→ **WHAT YOU ARE ASKED TO DO**
Set down every entry word for word. Omit the pictures.

→ **DATASET**
┄┄┄┄┄┄

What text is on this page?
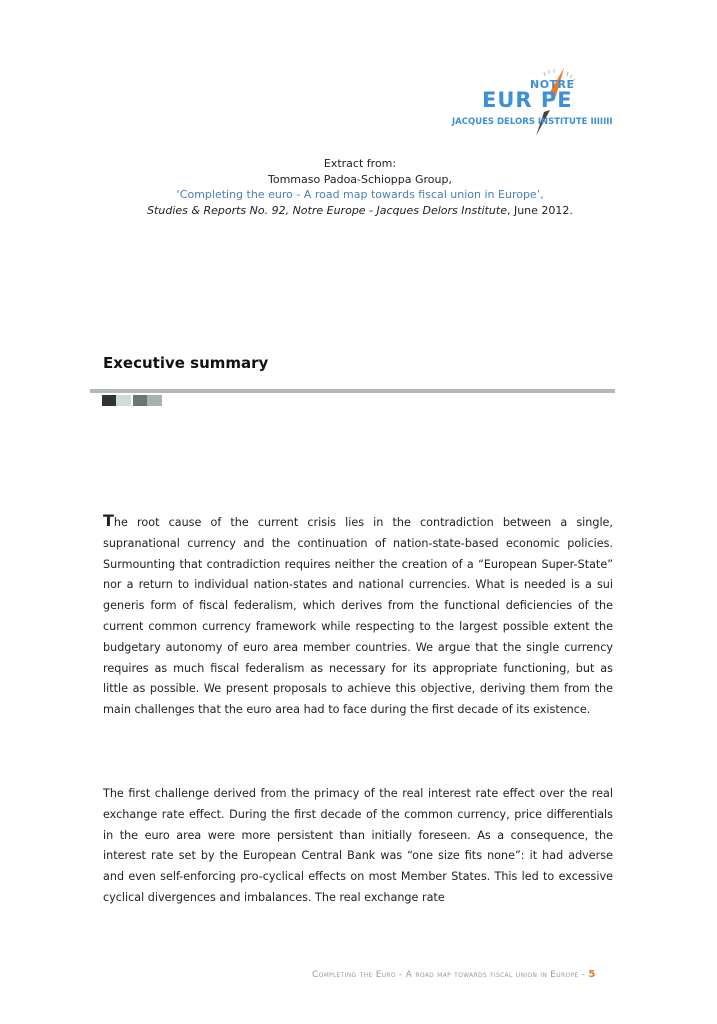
NOTRE
EUR PE
JACQUES DELORS INSTITUTE IIIIIII
Extract from:
Tommaso Padoa-Schioppa Group,
‘Completing the euro - A road map towards fiscal union in Europe’,
Studies & Reports No. 92, Notre Europe - Jacques Delors Institute, June 2012.
Executive summary
The root cause of the current crisis lies in the contradiction between a single, supranational currency and the continuation of nation-state-based economic policies. Surmounting that contradiction requires neither the creation of a “European Super-State” nor a return to individual nation-states and national currencies. What is needed is a sui generis form of fiscal federalism, which derives from the functional deficiencies of the current common currency framework while respecting to the largest possible extent the budgetary autonomy of euro area member countries. We argue that the single currency requires as much fiscal federalism as necessary for its appropriate functioning, but as little as possible. We present proposals to achieve this objective, deriving them from the main challenges that the euro area had to face during the first decade of its existence.
The first challenge derived from the primacy of the real interest rate effect over the real exchange rate effect. During the first decade of the common currency, price differentials in the euro area were more persistent than initially foreseen. As a consequence, the interest rate set by the European Central Bank was “one size fits none”: it had adverse and even self-enforcing pro-cyclical effects on most Member States. This led to excessive cyclical divergences and imbalances. The real exchange rate
Completing the Euro - A road map towards fiscal union in Europe - 5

┄┄┄┄┄┄

→ **RESPONSE TO THIS EXERCISE**
What text is on this page?
NOTRE
EUR PE
JACQUES DELORS INSTITUTE IIIIIII
Extract from:
Tommaso Padoa-Schioppa Group,
‘Completing the euro - A road map towards fiscal union in Europe’,
Studies & Reports No. 92, Notre Europe - Jacques Delors Institute, June 2012.
Executive summary
The root cause of the current crisis lies in the contradiction between a single, supranational currency and the continuation of nation-state-based economic policies. Surmounting that contradiction requires neither the creation of a “European Super-State” nor a return to individual nation-states and national currencies. What is needed is a sui generis form of fiscal federalism, which derives from the functional deficiencies of the current common currency framework while respecting to the largest possible extent the budgetary autonomy of euro area member countries. We argue that the single currency requires as much fiscal federalism as necessary for its appropriate functioning, but as little as possible. We present proposals to achieve this objective, deriving them from the main challenges that the euro area had to face during the first decade of its existence.
The first challenge derived from the primacy of the real interest rate effect over the real exchange rate effect. During the first decade of the common currency, price differentials in the euro area were more persistent than initially foreseen. As a consequence, the interest rate set by the European Central Bank was “one size fits none”: it had adverse and even self-enforcing pro-cyclical effects on most Member States. This led to excessive cyclical divergences and imbalances. The real exchange rate
Completing the Euro - A road map towards fiscal union in Europe - 5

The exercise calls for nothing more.